__TASK DESCRIPTION__. Locate every line that holds the string "után" and copy it.

Dataset items

*-*-*

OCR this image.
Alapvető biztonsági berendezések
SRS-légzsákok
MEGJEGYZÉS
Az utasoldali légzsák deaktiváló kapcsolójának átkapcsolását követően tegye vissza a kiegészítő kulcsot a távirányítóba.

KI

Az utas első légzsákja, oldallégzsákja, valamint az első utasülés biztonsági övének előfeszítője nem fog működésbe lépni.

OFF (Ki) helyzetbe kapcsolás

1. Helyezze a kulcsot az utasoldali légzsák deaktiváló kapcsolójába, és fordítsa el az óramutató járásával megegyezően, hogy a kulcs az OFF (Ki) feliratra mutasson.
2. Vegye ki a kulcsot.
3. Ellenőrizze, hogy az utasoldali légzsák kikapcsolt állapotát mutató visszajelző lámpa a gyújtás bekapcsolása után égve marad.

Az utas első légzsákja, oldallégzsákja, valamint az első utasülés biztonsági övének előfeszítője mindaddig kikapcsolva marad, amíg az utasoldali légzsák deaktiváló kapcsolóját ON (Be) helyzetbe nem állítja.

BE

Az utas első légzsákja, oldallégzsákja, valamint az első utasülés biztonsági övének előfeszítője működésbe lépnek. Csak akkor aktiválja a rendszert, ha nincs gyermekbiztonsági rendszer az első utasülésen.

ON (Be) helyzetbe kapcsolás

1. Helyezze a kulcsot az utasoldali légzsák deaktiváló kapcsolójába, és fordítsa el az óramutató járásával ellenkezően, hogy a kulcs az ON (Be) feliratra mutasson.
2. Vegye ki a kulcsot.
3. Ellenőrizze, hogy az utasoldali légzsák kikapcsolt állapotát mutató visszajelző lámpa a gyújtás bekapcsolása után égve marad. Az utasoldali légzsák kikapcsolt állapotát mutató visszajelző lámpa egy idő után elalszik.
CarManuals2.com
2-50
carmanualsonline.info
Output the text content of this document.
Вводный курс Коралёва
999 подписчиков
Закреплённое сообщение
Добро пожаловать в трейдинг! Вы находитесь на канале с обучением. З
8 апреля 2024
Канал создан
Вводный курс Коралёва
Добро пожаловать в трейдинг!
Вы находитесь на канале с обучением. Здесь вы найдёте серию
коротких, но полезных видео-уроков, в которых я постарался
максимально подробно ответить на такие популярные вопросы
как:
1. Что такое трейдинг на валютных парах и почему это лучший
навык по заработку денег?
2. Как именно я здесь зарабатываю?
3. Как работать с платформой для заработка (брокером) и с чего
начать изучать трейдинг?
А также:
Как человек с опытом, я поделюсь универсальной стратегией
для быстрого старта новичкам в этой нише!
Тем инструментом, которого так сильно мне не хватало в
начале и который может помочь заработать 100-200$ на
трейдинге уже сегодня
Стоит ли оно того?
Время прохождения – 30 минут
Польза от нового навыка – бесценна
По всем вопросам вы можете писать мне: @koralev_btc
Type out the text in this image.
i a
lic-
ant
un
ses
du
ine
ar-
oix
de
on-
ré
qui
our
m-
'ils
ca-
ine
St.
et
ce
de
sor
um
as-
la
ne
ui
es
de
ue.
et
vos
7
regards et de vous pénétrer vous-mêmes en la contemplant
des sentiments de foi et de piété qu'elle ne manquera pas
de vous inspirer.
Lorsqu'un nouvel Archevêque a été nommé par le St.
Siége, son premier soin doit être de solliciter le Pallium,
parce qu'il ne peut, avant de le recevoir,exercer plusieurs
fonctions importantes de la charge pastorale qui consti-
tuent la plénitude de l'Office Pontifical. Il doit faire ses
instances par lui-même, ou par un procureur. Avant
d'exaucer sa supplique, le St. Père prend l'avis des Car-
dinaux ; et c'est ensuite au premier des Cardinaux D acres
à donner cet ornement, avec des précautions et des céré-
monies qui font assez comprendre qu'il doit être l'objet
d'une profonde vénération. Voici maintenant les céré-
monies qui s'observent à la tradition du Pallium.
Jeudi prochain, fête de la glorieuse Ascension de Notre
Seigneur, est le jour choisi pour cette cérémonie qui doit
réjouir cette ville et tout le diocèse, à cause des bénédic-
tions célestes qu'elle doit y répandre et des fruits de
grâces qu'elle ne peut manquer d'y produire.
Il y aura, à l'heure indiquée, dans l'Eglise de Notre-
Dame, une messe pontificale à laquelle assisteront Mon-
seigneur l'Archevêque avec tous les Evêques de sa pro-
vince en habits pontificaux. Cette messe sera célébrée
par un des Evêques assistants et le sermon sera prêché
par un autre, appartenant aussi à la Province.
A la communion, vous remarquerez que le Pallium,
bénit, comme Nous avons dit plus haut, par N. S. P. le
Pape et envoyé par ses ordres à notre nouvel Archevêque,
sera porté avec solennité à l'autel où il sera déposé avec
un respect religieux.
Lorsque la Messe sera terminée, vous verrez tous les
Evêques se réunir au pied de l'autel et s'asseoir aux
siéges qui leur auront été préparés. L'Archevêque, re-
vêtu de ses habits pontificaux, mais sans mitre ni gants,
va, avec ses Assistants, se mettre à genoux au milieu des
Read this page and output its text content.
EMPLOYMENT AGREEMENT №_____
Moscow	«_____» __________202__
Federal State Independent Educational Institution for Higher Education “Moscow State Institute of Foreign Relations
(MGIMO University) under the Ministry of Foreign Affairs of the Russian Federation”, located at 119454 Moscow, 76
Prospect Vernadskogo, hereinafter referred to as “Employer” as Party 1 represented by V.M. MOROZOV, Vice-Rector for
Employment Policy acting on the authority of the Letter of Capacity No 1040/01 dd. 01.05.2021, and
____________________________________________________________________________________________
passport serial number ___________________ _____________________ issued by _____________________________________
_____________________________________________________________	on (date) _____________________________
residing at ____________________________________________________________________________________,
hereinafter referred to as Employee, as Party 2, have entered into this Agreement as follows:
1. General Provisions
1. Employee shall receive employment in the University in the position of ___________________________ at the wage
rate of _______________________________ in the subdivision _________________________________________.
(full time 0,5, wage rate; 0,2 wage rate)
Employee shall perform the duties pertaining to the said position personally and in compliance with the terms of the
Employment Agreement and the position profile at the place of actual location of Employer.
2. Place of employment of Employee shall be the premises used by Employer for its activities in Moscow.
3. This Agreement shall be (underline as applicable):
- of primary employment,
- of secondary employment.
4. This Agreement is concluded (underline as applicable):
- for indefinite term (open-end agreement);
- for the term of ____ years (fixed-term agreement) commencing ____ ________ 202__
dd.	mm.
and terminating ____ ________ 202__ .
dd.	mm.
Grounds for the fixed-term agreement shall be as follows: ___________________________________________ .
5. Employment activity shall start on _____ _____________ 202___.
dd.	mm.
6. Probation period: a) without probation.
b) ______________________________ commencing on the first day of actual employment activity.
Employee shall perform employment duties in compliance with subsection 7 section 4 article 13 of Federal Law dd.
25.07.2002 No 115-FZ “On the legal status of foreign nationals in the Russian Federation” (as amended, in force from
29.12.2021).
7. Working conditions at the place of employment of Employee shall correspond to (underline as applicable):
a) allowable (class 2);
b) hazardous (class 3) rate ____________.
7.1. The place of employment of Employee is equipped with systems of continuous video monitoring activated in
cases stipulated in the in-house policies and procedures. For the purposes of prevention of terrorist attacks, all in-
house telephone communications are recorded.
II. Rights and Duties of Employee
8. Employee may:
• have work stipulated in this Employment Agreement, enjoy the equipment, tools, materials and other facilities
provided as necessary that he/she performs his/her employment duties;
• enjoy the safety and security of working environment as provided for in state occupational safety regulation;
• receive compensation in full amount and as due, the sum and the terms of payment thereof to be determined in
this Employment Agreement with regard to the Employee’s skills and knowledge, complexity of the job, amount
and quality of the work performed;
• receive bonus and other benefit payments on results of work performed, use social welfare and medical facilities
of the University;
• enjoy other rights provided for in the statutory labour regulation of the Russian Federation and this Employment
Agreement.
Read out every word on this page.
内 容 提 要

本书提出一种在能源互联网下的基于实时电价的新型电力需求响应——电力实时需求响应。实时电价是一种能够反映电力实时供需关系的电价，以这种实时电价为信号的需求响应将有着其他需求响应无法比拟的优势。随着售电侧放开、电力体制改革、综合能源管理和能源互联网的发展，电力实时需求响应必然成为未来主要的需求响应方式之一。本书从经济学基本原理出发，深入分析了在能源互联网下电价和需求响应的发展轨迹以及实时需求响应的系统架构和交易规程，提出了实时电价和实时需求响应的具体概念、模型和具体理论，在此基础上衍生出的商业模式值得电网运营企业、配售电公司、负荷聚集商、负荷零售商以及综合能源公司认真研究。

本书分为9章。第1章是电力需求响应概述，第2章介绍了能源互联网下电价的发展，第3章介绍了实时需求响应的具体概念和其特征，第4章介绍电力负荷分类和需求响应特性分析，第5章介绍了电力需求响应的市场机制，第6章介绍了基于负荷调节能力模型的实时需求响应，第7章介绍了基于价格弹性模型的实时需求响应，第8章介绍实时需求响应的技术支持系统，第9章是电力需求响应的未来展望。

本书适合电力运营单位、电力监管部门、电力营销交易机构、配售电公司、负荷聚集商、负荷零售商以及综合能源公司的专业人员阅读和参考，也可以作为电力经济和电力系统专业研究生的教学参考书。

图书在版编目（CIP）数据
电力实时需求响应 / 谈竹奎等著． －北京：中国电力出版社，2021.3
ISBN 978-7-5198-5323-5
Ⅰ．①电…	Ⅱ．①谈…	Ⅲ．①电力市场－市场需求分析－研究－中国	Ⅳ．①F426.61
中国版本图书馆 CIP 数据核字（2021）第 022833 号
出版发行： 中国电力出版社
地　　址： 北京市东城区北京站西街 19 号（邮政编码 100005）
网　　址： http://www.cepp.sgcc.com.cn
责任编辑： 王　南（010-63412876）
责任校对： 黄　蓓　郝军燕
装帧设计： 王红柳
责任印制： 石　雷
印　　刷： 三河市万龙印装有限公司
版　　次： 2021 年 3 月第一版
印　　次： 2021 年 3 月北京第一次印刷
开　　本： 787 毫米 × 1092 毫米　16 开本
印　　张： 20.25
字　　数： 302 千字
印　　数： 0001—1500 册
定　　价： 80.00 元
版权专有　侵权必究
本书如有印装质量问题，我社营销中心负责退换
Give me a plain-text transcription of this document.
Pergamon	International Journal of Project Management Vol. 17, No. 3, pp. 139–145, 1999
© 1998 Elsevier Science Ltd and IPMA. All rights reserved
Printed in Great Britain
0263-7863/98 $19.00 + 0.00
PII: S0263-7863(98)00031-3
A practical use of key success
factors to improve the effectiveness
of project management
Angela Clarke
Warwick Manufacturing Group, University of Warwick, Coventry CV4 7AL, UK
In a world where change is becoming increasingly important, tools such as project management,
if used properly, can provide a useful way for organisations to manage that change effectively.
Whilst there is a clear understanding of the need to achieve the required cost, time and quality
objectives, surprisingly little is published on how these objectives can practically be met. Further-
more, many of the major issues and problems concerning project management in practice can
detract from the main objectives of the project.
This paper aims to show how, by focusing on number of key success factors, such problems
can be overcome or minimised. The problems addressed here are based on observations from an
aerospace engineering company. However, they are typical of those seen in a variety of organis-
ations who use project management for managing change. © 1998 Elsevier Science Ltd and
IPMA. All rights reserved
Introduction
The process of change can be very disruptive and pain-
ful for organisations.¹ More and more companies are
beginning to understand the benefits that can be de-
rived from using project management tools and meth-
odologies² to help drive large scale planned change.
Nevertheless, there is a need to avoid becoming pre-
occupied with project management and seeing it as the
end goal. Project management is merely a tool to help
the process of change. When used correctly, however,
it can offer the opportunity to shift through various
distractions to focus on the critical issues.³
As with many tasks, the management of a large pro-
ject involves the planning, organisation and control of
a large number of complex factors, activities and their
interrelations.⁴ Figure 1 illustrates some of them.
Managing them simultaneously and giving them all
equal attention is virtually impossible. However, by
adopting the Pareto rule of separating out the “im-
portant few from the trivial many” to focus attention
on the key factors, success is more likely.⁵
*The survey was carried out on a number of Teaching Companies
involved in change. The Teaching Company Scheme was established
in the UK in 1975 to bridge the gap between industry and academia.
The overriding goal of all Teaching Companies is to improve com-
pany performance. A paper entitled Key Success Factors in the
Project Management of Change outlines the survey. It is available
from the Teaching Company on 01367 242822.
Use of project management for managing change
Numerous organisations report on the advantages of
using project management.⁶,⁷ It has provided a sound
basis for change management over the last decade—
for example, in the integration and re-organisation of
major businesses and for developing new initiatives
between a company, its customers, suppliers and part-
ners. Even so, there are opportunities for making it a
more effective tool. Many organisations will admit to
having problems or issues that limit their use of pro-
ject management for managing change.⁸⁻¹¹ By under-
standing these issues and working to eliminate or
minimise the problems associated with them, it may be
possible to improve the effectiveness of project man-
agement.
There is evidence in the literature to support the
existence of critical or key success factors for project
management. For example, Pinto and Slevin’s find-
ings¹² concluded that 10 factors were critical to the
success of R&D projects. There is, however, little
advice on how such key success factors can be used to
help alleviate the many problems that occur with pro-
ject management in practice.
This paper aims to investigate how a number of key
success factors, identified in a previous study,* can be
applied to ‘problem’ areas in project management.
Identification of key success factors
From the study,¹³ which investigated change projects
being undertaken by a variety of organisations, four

*-*-*

__OUTPUT__.
3. Ellenőrizze, hogy az utasoldali légzsák kikapcsolt állapotát mutató visszajelző lámpa a gyújtás bekapcsolása után égve marad.
3. Ellenőrizze, hogy az utasoldali légzsák kikapcsolt állapotát mutató visszajelző lámpa a gyújtás bekapcsolása után égve marad. Az utasoldali légzsák kikapcsolt állapotát mutató visszajelző lámpa egy idő után elalszik.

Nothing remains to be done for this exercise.